Written problem: Reproduce the listing from the line that contains "level-badge: Lv.7 [506, 86, 580, 130]" through the line that contains "list UI elements and their [x0, y0, x1, y1]", substituting "grin-emoji-icon" for every "smirk-emoji-icon" and leaving everything else unchanged. Give only those lines.

The records:
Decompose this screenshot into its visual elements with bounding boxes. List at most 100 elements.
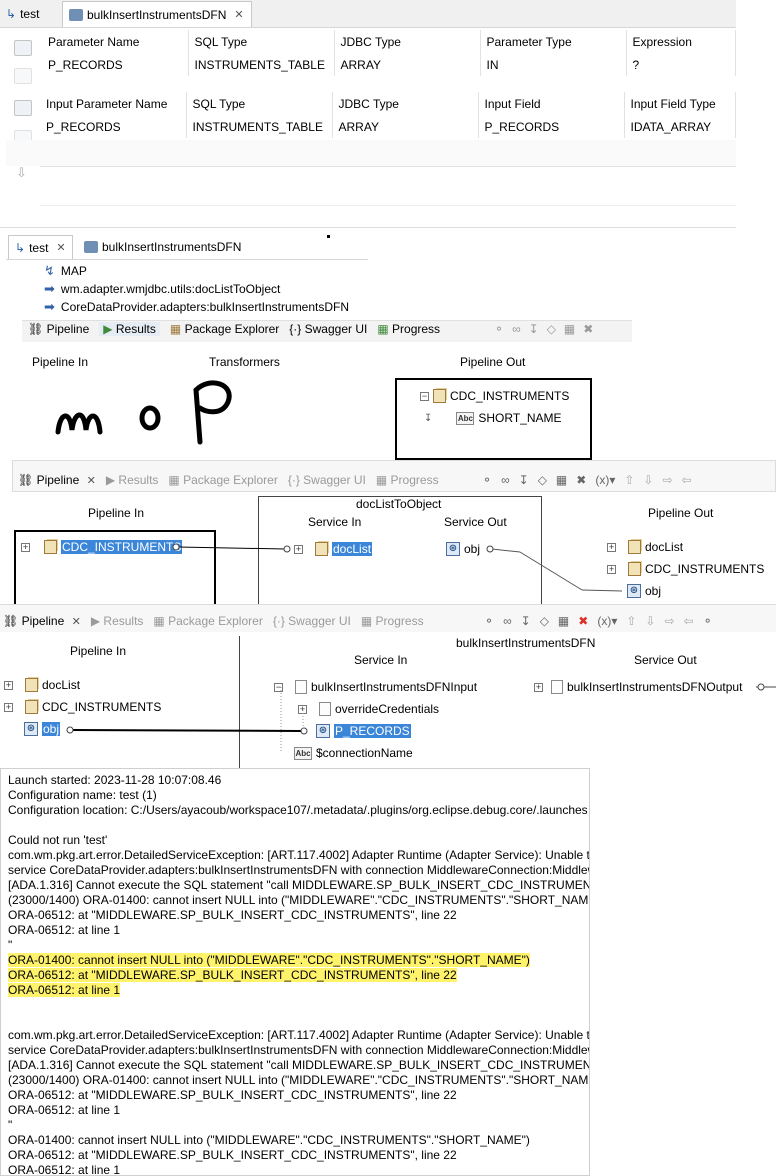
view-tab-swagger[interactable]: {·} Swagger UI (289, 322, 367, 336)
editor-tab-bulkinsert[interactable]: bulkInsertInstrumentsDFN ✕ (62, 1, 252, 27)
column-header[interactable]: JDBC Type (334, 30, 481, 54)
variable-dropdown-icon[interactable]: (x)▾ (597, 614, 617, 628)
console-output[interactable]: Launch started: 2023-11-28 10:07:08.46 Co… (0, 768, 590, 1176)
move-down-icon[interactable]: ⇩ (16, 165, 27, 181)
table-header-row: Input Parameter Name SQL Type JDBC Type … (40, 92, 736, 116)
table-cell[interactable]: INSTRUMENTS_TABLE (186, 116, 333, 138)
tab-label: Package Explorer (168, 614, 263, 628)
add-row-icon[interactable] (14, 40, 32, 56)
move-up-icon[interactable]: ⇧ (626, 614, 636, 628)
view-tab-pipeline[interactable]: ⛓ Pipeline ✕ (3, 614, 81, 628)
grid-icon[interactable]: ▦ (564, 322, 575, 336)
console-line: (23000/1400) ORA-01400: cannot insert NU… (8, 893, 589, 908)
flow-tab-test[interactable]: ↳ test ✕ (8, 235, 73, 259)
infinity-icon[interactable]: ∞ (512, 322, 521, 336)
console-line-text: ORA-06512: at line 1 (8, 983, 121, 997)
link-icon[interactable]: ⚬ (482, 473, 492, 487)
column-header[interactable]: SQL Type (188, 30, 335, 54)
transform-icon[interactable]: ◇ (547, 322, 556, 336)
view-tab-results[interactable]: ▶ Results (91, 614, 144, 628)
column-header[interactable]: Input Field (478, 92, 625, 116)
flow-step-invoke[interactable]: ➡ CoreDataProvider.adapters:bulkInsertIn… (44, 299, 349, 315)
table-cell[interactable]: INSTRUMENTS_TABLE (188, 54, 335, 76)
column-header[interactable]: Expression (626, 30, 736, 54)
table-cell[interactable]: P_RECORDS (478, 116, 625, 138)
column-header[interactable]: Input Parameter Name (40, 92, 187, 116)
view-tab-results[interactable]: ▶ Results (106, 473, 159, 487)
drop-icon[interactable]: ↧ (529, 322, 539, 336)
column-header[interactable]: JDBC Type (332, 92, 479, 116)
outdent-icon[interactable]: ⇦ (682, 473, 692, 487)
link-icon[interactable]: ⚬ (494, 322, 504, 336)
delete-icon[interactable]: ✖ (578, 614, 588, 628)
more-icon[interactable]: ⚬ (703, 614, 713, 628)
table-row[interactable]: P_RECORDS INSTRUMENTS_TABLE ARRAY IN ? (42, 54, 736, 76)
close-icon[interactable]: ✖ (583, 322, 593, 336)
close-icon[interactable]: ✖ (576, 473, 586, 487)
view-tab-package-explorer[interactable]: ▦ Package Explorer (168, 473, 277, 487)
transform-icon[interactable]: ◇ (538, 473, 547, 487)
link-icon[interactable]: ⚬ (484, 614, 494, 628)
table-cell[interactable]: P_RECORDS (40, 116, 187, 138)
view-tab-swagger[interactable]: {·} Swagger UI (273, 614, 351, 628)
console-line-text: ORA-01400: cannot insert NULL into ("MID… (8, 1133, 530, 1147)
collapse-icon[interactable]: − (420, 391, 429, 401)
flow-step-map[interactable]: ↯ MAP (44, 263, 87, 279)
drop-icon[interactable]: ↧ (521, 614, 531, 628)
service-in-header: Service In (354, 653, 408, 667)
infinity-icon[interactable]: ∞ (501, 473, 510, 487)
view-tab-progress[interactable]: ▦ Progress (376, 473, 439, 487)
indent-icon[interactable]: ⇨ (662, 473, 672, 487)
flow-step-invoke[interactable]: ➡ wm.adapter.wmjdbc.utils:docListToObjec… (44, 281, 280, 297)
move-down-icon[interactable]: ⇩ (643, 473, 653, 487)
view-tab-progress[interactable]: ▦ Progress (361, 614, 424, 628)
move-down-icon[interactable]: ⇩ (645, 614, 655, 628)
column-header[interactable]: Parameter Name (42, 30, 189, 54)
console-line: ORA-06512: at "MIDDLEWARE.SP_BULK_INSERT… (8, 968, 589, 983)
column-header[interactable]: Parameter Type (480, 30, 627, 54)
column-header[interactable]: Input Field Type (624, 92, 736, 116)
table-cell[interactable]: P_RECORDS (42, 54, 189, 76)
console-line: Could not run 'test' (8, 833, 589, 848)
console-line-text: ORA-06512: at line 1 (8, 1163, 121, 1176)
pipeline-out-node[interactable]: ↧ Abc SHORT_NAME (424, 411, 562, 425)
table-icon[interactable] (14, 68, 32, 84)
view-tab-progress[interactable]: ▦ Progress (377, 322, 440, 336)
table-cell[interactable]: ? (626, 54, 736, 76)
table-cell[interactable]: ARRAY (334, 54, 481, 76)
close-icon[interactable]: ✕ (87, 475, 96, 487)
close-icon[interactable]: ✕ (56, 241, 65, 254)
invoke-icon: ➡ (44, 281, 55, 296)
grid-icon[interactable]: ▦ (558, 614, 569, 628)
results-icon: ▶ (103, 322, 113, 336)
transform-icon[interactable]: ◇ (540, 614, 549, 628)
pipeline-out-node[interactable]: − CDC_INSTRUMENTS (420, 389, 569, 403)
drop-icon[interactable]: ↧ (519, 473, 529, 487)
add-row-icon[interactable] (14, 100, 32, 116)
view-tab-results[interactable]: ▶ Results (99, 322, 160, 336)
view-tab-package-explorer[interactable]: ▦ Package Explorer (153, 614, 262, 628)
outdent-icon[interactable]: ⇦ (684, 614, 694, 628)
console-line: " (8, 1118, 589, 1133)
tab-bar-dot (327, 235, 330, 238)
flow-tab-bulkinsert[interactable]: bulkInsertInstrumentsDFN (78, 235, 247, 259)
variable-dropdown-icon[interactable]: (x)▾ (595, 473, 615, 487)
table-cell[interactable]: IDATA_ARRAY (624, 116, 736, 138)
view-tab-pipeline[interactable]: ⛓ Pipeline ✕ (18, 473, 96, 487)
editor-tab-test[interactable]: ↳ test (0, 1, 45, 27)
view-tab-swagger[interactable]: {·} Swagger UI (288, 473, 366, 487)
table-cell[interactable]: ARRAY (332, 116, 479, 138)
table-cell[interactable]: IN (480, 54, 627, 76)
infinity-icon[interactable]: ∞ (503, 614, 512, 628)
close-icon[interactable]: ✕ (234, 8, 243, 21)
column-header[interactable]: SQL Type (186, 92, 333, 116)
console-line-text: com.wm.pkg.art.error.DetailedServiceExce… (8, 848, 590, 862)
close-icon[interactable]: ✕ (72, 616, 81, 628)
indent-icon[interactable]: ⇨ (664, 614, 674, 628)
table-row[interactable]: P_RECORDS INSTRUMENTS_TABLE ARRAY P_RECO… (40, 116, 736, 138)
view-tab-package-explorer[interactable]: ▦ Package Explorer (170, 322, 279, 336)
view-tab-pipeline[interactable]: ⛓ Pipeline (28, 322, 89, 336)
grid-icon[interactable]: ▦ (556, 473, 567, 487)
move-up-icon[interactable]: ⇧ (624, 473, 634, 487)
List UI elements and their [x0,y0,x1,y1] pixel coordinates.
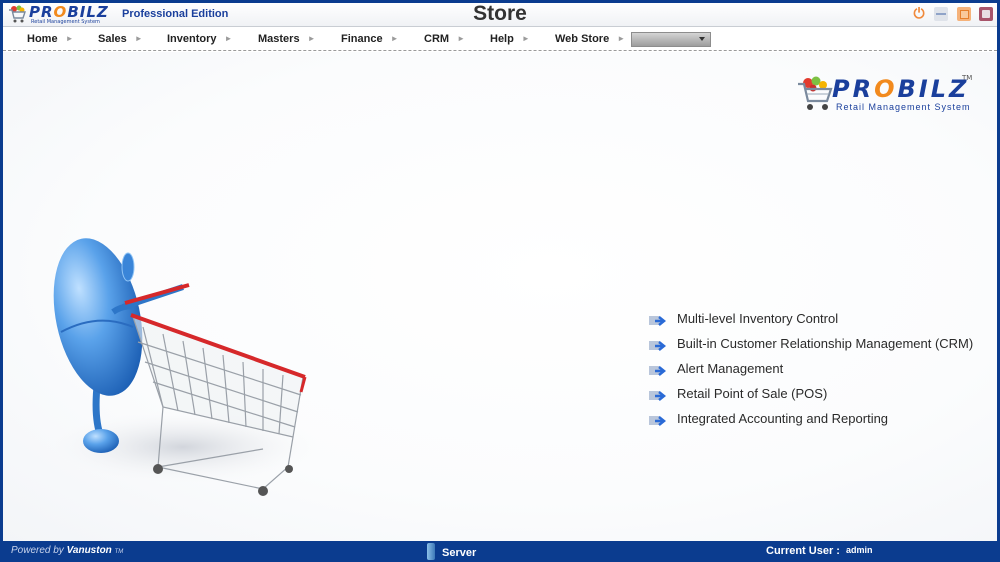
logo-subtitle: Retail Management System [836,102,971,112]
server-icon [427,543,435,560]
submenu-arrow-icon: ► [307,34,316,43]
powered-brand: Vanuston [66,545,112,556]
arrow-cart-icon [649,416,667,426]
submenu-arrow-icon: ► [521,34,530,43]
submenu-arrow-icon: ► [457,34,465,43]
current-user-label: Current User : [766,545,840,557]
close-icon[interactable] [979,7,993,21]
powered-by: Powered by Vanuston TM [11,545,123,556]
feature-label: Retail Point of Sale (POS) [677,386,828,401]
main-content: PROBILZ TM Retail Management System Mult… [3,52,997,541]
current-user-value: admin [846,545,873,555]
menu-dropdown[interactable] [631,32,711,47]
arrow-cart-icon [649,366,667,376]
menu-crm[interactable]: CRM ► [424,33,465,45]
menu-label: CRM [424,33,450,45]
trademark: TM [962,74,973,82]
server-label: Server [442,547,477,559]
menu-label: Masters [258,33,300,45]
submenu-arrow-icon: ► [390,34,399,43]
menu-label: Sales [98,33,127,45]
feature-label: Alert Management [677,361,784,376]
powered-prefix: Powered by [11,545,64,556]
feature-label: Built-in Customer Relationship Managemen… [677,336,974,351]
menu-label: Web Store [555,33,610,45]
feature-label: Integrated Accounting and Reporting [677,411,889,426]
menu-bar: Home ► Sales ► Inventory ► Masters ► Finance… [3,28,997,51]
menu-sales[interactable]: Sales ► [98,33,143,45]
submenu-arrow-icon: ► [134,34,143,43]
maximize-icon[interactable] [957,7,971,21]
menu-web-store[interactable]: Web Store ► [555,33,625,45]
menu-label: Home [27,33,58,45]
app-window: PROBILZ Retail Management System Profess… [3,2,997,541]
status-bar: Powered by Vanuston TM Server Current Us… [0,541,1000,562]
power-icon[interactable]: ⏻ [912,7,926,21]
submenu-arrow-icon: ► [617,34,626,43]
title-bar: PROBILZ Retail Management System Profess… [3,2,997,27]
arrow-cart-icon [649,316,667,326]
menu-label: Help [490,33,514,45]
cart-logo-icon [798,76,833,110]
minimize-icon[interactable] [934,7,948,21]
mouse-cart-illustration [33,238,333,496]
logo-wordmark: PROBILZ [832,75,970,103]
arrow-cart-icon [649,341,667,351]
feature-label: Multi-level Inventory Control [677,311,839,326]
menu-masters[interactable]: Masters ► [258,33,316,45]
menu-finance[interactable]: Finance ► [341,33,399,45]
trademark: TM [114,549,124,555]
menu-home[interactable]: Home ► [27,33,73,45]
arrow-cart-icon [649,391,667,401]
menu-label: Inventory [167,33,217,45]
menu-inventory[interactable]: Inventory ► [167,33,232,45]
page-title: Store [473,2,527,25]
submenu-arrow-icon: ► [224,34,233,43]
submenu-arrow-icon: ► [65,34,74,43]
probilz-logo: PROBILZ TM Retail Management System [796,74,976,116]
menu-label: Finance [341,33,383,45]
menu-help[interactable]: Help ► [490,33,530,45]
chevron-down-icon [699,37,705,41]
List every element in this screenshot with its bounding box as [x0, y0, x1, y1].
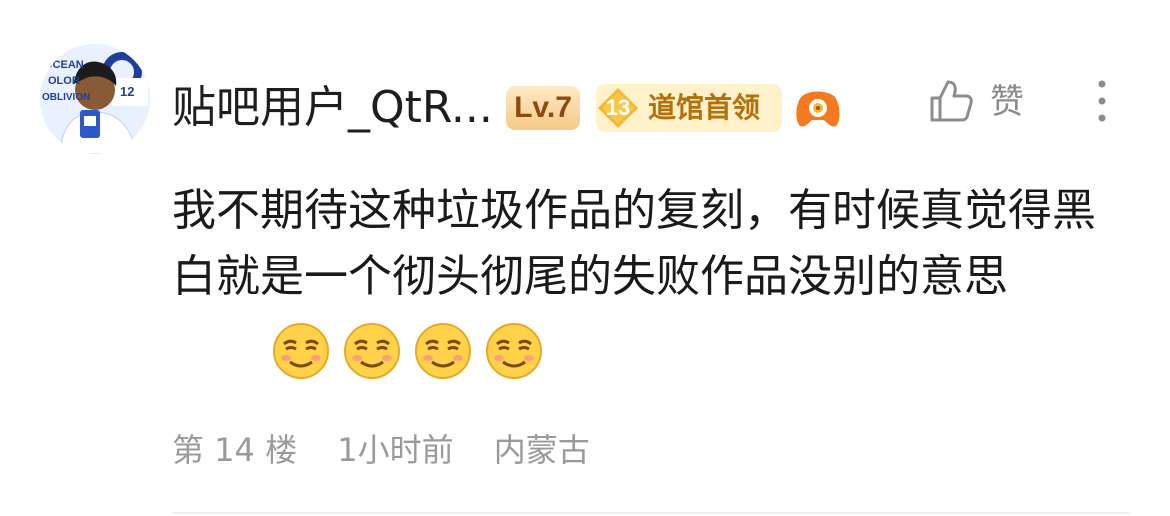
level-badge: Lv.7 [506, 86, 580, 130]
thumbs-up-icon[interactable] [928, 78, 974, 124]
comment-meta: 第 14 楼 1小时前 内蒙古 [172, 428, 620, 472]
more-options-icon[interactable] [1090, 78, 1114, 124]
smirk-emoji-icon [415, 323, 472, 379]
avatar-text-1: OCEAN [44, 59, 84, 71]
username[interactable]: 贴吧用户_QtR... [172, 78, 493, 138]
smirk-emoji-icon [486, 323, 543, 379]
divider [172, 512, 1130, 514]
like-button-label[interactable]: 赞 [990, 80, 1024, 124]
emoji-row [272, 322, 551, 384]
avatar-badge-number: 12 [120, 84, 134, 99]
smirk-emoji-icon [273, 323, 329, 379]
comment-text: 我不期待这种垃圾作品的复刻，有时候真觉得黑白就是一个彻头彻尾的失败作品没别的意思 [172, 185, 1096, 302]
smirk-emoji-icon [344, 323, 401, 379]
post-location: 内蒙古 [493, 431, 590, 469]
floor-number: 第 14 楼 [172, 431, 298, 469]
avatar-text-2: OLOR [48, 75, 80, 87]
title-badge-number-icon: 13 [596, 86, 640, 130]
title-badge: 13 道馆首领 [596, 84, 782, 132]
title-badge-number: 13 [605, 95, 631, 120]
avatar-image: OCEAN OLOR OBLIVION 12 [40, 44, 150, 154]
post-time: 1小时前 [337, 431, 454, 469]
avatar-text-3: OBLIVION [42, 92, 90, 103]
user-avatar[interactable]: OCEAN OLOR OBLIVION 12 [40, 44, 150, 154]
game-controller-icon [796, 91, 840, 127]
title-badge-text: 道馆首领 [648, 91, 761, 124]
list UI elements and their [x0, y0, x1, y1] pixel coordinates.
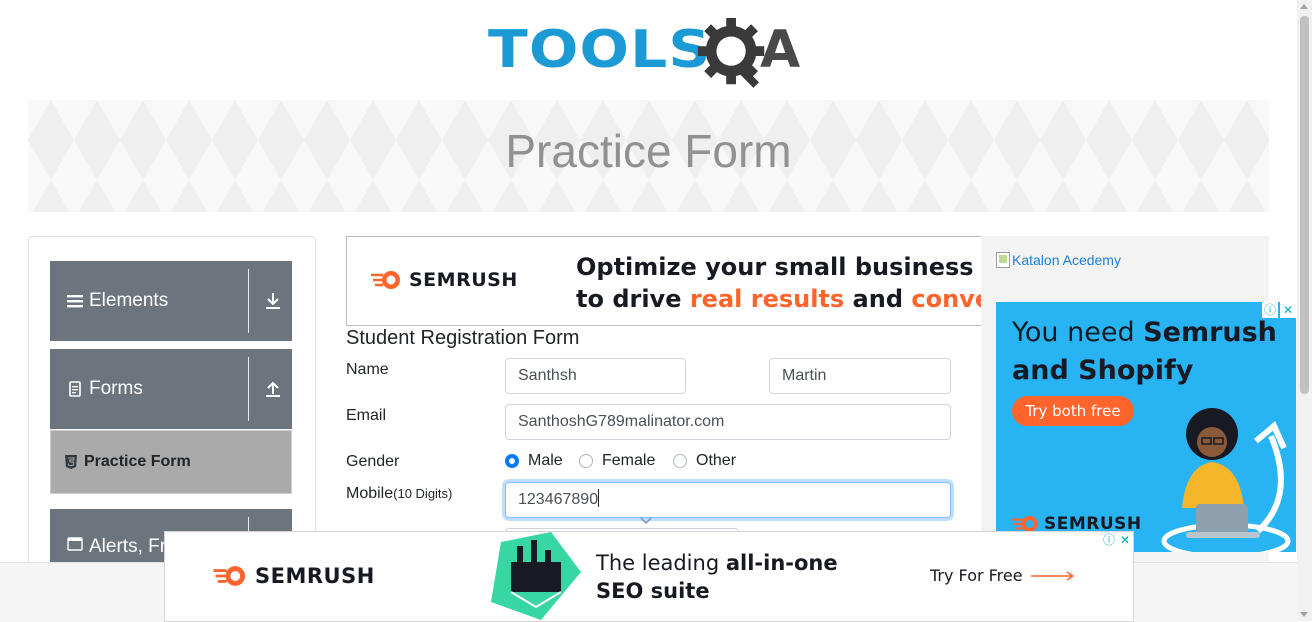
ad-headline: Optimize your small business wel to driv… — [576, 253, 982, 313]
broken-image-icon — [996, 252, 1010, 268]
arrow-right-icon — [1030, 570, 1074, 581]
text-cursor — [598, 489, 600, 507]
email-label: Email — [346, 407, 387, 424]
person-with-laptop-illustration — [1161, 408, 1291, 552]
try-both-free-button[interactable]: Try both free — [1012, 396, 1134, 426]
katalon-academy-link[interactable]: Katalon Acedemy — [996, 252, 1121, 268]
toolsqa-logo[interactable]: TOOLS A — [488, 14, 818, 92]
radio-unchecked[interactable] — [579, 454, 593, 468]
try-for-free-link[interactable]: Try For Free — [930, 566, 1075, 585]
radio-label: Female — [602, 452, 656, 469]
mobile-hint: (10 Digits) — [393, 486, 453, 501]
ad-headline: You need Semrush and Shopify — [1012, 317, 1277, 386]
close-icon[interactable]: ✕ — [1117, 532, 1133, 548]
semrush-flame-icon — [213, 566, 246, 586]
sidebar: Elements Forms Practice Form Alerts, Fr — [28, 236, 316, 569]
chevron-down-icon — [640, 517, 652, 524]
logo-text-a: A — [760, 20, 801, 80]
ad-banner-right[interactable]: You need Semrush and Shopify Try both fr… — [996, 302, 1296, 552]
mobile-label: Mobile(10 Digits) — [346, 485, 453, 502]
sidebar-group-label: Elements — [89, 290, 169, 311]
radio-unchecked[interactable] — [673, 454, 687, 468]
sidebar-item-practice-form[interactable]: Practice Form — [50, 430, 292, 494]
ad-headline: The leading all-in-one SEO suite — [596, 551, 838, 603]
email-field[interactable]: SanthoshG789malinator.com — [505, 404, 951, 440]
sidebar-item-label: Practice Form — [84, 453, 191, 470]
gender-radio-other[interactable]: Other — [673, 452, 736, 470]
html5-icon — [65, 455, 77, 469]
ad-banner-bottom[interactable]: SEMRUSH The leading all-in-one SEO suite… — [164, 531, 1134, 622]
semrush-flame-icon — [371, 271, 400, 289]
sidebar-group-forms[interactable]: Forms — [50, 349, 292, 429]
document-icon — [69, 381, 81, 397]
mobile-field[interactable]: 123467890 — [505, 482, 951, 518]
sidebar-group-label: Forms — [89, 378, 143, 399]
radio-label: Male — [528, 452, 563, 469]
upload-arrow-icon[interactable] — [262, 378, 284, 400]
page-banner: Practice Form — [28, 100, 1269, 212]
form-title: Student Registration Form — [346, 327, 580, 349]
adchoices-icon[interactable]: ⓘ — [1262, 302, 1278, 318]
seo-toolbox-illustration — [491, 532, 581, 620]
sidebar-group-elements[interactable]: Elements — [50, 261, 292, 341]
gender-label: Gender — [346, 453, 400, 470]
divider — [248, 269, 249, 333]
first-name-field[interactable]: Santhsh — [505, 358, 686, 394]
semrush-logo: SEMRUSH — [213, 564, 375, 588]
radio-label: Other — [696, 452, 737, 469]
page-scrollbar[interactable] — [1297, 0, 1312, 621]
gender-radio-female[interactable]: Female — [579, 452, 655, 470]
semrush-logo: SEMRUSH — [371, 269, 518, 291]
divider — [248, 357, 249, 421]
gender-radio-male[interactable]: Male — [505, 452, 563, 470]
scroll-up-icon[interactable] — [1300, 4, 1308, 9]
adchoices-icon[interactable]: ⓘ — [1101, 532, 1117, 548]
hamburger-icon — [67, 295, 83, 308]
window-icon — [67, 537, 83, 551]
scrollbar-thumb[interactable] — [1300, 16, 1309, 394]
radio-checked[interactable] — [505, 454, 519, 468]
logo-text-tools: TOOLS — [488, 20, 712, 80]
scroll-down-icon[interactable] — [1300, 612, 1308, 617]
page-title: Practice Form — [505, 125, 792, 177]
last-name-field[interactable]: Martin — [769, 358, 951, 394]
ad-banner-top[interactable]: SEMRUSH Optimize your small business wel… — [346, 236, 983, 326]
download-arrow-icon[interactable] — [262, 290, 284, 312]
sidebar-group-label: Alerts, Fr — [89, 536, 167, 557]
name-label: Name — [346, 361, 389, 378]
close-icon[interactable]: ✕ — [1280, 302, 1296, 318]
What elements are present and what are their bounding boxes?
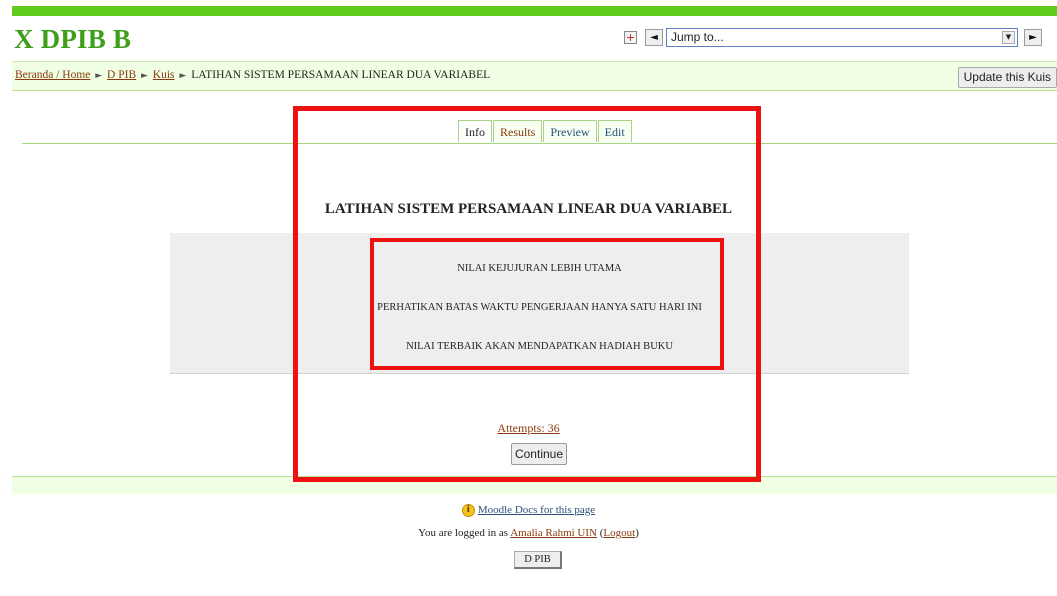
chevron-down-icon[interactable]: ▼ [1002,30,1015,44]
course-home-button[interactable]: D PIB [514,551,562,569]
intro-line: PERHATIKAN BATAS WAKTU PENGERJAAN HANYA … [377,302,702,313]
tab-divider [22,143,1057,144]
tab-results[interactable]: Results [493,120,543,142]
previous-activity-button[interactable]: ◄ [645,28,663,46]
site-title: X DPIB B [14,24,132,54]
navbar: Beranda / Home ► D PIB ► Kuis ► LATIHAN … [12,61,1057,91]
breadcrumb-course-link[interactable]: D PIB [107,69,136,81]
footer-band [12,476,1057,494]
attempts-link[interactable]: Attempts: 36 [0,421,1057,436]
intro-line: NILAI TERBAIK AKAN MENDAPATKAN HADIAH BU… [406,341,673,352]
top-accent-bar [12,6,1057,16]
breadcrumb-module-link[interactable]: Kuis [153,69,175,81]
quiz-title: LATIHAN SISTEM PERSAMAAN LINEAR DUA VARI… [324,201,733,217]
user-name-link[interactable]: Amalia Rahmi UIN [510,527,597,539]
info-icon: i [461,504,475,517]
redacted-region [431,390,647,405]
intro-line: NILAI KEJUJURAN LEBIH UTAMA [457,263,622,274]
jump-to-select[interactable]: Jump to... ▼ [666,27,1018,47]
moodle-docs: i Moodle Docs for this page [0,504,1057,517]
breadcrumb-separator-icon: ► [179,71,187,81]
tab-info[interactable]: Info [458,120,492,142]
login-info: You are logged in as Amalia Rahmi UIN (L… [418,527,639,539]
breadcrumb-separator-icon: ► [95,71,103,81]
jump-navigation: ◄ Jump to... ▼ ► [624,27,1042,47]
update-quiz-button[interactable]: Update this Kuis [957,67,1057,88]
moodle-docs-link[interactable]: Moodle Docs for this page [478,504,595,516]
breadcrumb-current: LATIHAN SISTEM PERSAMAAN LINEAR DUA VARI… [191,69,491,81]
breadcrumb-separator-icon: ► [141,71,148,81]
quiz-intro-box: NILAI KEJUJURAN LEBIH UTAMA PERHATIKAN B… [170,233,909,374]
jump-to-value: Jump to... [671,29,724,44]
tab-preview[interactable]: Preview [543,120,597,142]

Exercise solution:
level-badge: Lv.7 [506, 86, 580, 130]
thumbs-up-icon[interactable] [928, 78, 974, 124]
comment-meta: 第 14 楼 1小时前 内蒙古 [172, 428, 620, 472]
more-options-icon[interactable] [1090, 78, 1114, 124]
grin-emoji-icon [415, 323, 472, 379]
avatar-text-1: OCEAN [44, 59, 84, 71]
username[interactable]: 贴吧用户_QtR... [172, 78, 493, 138]
grin-emoji-icon [486, 323, 543, 379]
divider [172, 512, 1130, 514]
like-button-label[interactable]: 赞 [990, 80, 1024, 124]
emoji-row [272, 322, 551, 384]
avatar-badge-number: 12 [120, 84, 134, 99]
grin-emoji-icon [273, 323, 329, 379]
comment-text: 我不期待这种垃圾作品的复刻，有时候真觉得黑白就是一个彻头彻尾的失败作品没别的意思 [172, 185, 1096, 302]
grin-emoji-icon [344, 323, 401, 379]
post-location: 内蒙古 [493, 431, 590, 469]
floor-number: 第 14 楼 [172, 431, 298, 469]
avatar-text-2: OLOR [48, 75, 80, 87]
title-badge-number-icon: 13 [596, 86, 640, 130]
title-badge: 13 道馆首领 [596, 84, 782, 132]
title-badge-number: 13 [605, 95, 631, 120]
avatar-image: OCEAN OLOR OBLIVION 12 [40, 44, 150, 154]
post-time: 1小时前 [337, 431, 454, 469]
avatar-text-3: OBLIVION [42, 92, 90, 103]
user-avatar[interactable]: OCEAN OLOR OBLIVION 12 [40, 44, 150, 154]
game-controller-icon [796, 91, 840, 127]
title-badge-text: 道馆首领 [648, 91, 761, 124]
list UI elements and their [x0, y0, x1, y1] pixel coordinates.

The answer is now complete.